#### GOAL:
The complete listing should be restated exactly.

#### LISTED ENTRIES:
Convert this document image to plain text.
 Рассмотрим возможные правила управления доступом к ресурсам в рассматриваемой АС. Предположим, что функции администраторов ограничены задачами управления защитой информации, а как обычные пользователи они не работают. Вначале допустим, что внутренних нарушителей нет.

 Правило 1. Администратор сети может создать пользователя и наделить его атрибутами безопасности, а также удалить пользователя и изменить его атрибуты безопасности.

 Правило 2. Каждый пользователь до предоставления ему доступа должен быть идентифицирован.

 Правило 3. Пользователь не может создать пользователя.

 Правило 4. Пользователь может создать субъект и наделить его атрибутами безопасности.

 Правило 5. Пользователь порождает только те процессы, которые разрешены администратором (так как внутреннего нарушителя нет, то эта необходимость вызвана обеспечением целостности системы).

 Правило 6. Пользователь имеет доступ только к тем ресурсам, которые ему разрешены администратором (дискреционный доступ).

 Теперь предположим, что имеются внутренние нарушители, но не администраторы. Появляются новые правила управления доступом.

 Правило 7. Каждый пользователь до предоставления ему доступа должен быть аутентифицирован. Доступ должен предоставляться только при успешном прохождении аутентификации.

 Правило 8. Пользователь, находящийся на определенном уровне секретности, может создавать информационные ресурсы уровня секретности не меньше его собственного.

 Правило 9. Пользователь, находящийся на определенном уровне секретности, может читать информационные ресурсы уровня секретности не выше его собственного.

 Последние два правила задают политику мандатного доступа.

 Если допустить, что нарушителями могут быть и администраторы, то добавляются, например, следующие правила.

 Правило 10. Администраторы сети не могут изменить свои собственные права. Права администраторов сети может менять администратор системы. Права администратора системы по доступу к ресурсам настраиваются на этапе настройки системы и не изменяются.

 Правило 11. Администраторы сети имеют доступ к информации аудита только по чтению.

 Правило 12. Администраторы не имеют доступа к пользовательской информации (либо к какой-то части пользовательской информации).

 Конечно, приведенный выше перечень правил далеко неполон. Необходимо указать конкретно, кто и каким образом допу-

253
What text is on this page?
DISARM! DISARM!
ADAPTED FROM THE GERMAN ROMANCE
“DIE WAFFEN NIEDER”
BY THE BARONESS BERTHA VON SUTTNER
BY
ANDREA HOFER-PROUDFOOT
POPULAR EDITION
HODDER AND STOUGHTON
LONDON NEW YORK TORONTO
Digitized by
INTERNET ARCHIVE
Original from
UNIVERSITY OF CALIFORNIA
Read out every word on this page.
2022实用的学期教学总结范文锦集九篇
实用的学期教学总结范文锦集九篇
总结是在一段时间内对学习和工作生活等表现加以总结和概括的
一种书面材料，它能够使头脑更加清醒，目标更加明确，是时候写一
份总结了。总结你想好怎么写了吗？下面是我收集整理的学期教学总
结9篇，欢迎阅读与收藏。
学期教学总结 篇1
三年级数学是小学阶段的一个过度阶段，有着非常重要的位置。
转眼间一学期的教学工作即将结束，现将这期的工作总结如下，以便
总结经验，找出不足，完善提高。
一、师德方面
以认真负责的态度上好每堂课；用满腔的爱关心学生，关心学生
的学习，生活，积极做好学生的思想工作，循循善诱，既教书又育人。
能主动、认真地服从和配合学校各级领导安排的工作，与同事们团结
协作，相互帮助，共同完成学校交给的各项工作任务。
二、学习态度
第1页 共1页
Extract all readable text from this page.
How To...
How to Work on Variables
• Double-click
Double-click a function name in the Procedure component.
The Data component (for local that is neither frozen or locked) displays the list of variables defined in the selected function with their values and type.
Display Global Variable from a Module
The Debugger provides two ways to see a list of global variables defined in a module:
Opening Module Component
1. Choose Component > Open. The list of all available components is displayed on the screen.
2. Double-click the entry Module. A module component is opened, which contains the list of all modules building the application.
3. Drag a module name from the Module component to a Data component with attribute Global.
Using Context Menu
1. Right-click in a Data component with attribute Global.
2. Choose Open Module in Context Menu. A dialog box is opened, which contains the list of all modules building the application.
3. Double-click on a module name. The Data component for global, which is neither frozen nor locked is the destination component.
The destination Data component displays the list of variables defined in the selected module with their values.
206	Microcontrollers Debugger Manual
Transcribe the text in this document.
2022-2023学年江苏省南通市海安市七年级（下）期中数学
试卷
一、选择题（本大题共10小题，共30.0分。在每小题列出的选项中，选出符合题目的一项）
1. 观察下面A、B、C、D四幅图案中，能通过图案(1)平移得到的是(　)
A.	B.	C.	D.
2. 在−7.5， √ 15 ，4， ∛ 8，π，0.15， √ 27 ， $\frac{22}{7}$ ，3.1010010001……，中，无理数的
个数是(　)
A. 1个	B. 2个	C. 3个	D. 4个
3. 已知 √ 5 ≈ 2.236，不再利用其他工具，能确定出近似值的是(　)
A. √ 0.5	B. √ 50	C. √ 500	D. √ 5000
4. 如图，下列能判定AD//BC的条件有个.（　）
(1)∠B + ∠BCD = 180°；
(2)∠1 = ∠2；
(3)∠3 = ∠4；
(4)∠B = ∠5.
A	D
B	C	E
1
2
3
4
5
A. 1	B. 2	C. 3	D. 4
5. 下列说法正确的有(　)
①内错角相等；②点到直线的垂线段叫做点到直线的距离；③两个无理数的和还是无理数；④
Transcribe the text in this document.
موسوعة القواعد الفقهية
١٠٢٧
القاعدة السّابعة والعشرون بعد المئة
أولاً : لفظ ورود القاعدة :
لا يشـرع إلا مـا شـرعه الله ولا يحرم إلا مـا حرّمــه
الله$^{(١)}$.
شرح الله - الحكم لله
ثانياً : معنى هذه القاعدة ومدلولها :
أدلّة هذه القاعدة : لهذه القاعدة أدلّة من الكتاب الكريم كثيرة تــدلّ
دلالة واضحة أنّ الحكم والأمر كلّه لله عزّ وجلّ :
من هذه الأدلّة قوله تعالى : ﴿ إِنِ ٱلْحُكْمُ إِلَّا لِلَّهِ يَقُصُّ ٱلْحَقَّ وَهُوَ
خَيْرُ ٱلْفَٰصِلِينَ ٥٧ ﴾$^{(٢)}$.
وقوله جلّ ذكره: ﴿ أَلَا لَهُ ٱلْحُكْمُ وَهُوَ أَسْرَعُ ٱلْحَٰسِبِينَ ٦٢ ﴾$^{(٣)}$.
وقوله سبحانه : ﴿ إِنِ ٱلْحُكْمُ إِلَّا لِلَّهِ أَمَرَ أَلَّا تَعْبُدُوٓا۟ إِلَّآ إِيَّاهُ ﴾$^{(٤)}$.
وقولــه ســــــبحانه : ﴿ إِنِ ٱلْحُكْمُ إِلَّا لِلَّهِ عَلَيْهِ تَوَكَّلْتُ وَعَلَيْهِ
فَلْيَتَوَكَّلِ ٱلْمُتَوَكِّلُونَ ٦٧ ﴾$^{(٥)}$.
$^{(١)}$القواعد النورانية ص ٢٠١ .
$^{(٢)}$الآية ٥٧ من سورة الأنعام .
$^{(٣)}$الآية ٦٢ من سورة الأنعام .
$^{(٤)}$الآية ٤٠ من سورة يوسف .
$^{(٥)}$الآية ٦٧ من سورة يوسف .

#### FULL SOLUTION:
Convert this document image to plain text.
 Рассмотрим возможные правила управления доступом к ресурсам в рассматриваемой АС. Предположим, что функции администраторов ограничены задачами управления защитой информации, а как обычные пользователи они не работают. Вначале допустим, что внутренних нарушителей нет.

 Правило 1. Администратор сети может создать пользователя и наделить его атрибутами безопасности, а также удалить пользователя и изменить его атрибуты безопасности.

 Правило 2. Каждый пользователь до предоставления ему доступа должен быть идентифицирован.

 Правило 3. Пользователь не может создать пользователя.

 Правило 4. Пользователь может создать субъект и наделить его атрибутами безопасности.

 Правило 5. Пользователь порождает только те процессы, которые разрешены администратором (так как внутреннего нарушителя нет, то эта необходимость вызвана обеспечением целостности системы).

 Правило 6. Пользователь имеет доступ только к тем ресурсам, которые ему разрешены администратором (дискреционный доступ).

 Теперь предположим, что имеются внутренние нарушители, но не администраторы. Появляются новые правила управления доступом.

 Правило 7. Каждый пользователь до предоставления ему доступа должен быть аутентифицирован. Доступ должен предоставляться только при успешном прохождении аутентификации.

 Правило 8. Пользователь, находящийся на определенном уровне секретности, может создавать информационные ресурсы уровня секретности не меньше его собственного.

 Правило 9. Пользователь, находящийся на определенном уровне секретности, может читать информационные ресурсы уровня секретности не выше его собственного.

 Последние два правила задают политику мандатного доступа.

 Если допустить, что нарушителями могут быть и администраторы, то добавляются, например, следующие правила.

 Правило 10. Администраторы сети не могут изменить свои собственные права. Права администраторов сети может менять администратор системы. Права администратора системы по доступу к ресурсам настраиваются на этапе настройки системы и не изменяются.

 Правило 11. Администраторы сети имеют доступ к информации аудита только по чтению.

 Правило 12. Администраторы не имеют доступа к пользовательской информации (либо к какой-то части пользовательской информации).

 Конечно, приведенный выше перечень правил далеко неполон. Необходимо указать конкретно, кто и каким образом допу-

253
What text is on this page?
DISARM! DISARM!
ADAPTED FROM THE GERMAN ROMANCE
“DIE WAFFEN NIEDER”
BY THE BARONESS BERTHA VON SUTTNER
BY
ANDREA HOFER-PROUDFOOT
POPULAR EDITION
HODDER AND STOUGHTON
LONDON NEW YORK TORONTO
Digitized by
INTERNET ARCHIVE
Original from
UNIVERSITY OF CALIFORNIA
Read out every word on this page.
2022实用的学期教学总结范文锦集九篇
实用的学期教学总结范文锦集九篇
总结是在一段时间内对学习和工作生活等表现加以总结和概括的
一种书面材料，它能够使头脑更加清醒，目标更加明确，是时候写一
份总结了。总结你想好怎么写了吗？下面是我收集整理的学期教学总
结9篇，欢迎阅读与收藏。
学期教学总结 篇1
三年级数学是小学阶段的一个过度阶段，有着非常重要的位置。
转眼间一学期的教学工作即将结束，现将这期的工作总结如下，以便
总结经验，找出不足，完善提高。
一、师德方面
以认真负责的态度上好每堂课；用满腔的爱关心学生，关心学生
的学习，生活，积极做好学生的思想工作，循循善诱，既教书又育人。
能主动、认真地服从和配合学校各级领导安排的工作，与同事们团结
协作，相互帮助，共同完成学校交给的各项工作任务。
二、学习态度
第1页 共1页
Extract all readable text from this page.
How To...
How to Work on Variables
• Double-click
Double-click a function name in the Procedure component.
The Data component (for local that is neither frozen or locked) displays the list of variables defined in the selected function with their values and type.
Display Global Variable from a Module
The Debugger provides two ways to see a list of global variables defined in a module:
Opening Module Component
1. Choose Component > Open. The list of all available components is displayed on the screen.
2. Double-click the entry Module. A module component is opened, which contains the list of all modules building the application.
3. Drag a module name from the Module component to a Data component with attribute Global.
Using Context Menu
1. Right-click in a Data component with attribute Global.
2. Choose Open Module in Context Menu. A dialog box is opened, which contains the list of all modules building the application.
3. Double-click on a module name. The Data component for global, which is neither frozen nor locked is the destination component.
The destination Data component displays the list of variables defined in the selected module with their values.
206	Microcontrollers Debugger Manual
Transcribe the text in this document.
2022-2023学年江苏省南通市海安市七年级（下）期中数学
试卷
一、选择题（本大题共10小题，共30.0分。在每小题列出的选项中，选出符合题目的一项）
1. 观察下面A、B、C、D四幅图案中，能通过图案(1)平移得到的是(　)
A.	B.	C.	D.
2. 在−7.5， √ 15 ，4， ∛ 8，π，0.15， √ 27 ， $\frac{22}{7}$ ，3.1010010001……，中，无理数的
个数是(　)
A. 1个	B. 2个	C. 3个	D. 4个
3. 已知 √ 5 ≈ 2.236，不再利用其他工具，能确定出近似值的是(　)
A. √ 0.5	B. √ 50	C. √ 500	D. √ 5000
4. 如图，下列能判定AD//BC的条件有个.（　）
(1)∠B + ∠BCD = 180°；
(2)∠1 = ∠2；
(3)∠3 = ∠4；
(4)∠B = ∠5.
A	D
B	C	E
1
2
3
4
5
A. 1	B. 2	C. 3	D. 4
5. 下列说法正确的有(　)
①内错角相等；②点到直线的垂线段叫做点到直线的距离；③两个无理数的和还是无理数；④
Transcribe the text in this document.
موسوعة القواعد الفقهية
١٠٢٧
القاعدة السّابعة والعشرون بعد المئة
أولاً : لفظ ورود القاعدة :
لا يشـرع إلا مـا شـرعه الله ولا يحرم إلا مـا حرّمــه
الله$^{(١)}$.
شرح الله - الحكم لله
ثانياً : معنى هذه القاعدة ومدلولها :
أدلّة هذه القاعدة : لهذه القاعدة أدلّة من الكتاب الكريم كثيرة تــدلّ
دلالة واضحة أنّ الحكم والأمر كلّه لله عزّ وجلّ :
من هذه الأدلّة قوله تعالى : ﴿ إِنِ ٱلْحُكْمُ إِلَّا لِلَّهِ يَقُصُّ ٱلْحَقَّ وَهُوَ
خَيْرُ ٱلْفَٰصِلِينَ ٥٧ ﴾$^{(٢)}$.
وقوله جلّ ذكره: ﴿ أَلَا لَهُ ٱلْحُكْمُ وَهُوَ أَسْرَعُ ٱلْحَٰسِبِينَ ٦٢ ﴾$^{(٣)}$.
وقوله سبحانه : ﴿ إِنِ ٱلْحُكْمُ إِلَّا لِلَّهِ أَمَرَ أَلَّا تَعْبُدُوٓا۟ إِلَّآ إِيَّاهُ ﴾$^{(٤)}$.
وقولــه ســــــبحانه : ﴿ إِنِ ٱلْحُكْمُ إِلَّا لِلَّهِ عَلَيْهِ تَوَكَّلْتُ وَعَلَيْهِ
فَلْيَتَوَكَّلِ ٱلْمُتَوَكِّلُونَ ٦٧ ﴾$^{(٥)}$.
$^{(١)}$القواعد النورانية ص ٢٠١ .
$^{(٢)}$الآية ٥٧ من سورة الأنعام .
$^{(٣)}$الآية ٦٢ من سورة الأنعام .
$^{(٤)}$الآية ٤٠ من سورة يوسف .
$^{(٥)}$الآية ٦٧ من سورة يوسف .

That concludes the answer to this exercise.